Work to complete:
Take the data below and repeat it exactly.

Material for the task:
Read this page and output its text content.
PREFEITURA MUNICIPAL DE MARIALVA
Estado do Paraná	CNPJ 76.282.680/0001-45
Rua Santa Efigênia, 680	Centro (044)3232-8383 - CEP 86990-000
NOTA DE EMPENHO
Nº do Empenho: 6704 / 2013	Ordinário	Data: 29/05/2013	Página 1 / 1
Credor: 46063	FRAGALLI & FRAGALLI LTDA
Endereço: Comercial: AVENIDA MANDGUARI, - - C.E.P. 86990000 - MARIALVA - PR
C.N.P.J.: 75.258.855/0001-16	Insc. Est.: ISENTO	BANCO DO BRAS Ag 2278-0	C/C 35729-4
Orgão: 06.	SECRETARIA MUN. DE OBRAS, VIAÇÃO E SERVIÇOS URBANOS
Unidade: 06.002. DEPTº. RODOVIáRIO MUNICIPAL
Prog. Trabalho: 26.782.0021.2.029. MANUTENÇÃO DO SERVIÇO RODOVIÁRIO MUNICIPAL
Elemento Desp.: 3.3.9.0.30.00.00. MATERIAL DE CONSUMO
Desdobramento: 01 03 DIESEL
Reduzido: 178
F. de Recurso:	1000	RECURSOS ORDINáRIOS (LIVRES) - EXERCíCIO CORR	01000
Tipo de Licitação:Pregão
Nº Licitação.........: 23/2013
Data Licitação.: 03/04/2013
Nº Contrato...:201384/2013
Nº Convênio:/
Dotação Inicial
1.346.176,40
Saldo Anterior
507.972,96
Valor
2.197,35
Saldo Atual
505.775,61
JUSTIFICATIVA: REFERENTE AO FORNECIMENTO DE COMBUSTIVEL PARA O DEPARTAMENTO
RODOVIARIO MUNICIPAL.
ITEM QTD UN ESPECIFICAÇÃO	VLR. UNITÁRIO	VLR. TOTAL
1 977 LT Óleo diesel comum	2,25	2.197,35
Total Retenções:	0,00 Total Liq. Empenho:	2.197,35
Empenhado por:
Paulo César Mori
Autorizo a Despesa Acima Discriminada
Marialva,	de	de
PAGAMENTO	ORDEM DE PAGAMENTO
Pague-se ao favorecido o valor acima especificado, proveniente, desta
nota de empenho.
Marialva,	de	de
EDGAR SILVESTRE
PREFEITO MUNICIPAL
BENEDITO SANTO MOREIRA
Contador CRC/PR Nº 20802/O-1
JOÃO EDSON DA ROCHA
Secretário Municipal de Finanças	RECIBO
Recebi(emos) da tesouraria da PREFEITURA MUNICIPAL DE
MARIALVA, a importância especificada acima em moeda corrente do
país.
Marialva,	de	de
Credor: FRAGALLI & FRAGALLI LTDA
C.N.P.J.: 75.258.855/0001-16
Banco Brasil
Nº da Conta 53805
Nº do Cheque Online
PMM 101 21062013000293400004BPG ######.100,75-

Exercise answer:
Read this page and output its text content.
PREFEITURA MUNICIPAL DE MARIALVA
Estado do Paraná	CNPJ 76.282.680/0001-45
Rua Santa Efigênia, 680	Centro (044)3232-8383 - CEP 86990-000
NOTA DE EMPENHO
Nº do Empenho: 6704 / 2013	Ordinário	Data: 29/05/2013	Página 1 / 1
Credor: 46063	FRAGALLI & FRAGALLI LTDA
Endereço: Comercial: AVENIDA MANDGUARI, - - C.E.P. 86990000 - MARIALVA - PR
C.N.P.J.: 75.258.855/0001-16	Insc. Est.: ISENTO	BANCO DO BRAS Ag 2278-0	C/C 35729-4
Orgão: 06.	SECRETARIA MUN. DE OBRAS, VIAÇÃO E SERVIÇOS URBANOS
Unidade: 06.002. DEPTº. RODOVIáRIO MUNICIPAL
Prog. Trabalho: 26.782.0021.2.029. MANUTENÇÃO DO SERVIÇO RODOVIÁRIO MUNICIPAL
Elemento Desp.: 3.3.9.0.30.00.00. MATERIAL DE CONSUMO
Desdobramento: 01 03 DIESEL
Reduzido: 178
F. de Recurso:	1000	RECURSOS ORDINáRIOS (LIVRES) - EXERCíCIO CORR	01000
Tipo de Licitação:Pregão
Nº Licitação.........: 23/2013
Data Licitação.: 03/04/2013
Nº Contrato...:201384/2013
Nº Convênio:/
Dotação Inicial
1.346.176,40
Saldo Anterior
507.972,96
Valor
2.197,35
Saldo Atual
505.775,61
JUSTIFICATIVA: REFERENTE AO FORNECIMENTO DE COMBUSTIVEL PARA O DEPARTAMENTO
RODOVIARIO MUNICIPAL.
ITEM QTD UN ESPECIFICAÇÃO	VLR. UNITÁRIO	VLR. TOTAL
1 977 LT Óleo diesel comum	2,25	2.197,35
Total Retenções:	0,00 Total Liq. Empenho:	2.197,35
Empenhado por:
Paulo César Mori
Autorizo a Despesa Acima Discriminada
Marialva,	de	de
PAGAMENTO	ORDEM DE PAGAMENTO
Pague-se ao favorecido o valor acima especificado, proveniente, desta
nota de empenho.
Marialva,	de	de
EDGAR SILVESTRE
PREFEITO MUNICIPAL
BENEDITO SANTO MOREIRA
Contador CRC/PR Nº 20802/O-1
JOÃO EDSON DA ROCHA
Secretário Municipal de Finanças	RECIBO
Recebi(emos) da tesouraria da PREFEITURA MUNICIPAL DE
MARIALVA, a importância especificada acima em moeda corrente do
país.
Marialva,	de	de
Credor: FRAGALLI & FRAGALLI LTDA
C.N.P.J.: 75.258.855/0001-16
Banco Brasil
Nº da Conta 53805
Nº do Cheque Online
PMM 101 21062013000293400004BPG ######.100,75-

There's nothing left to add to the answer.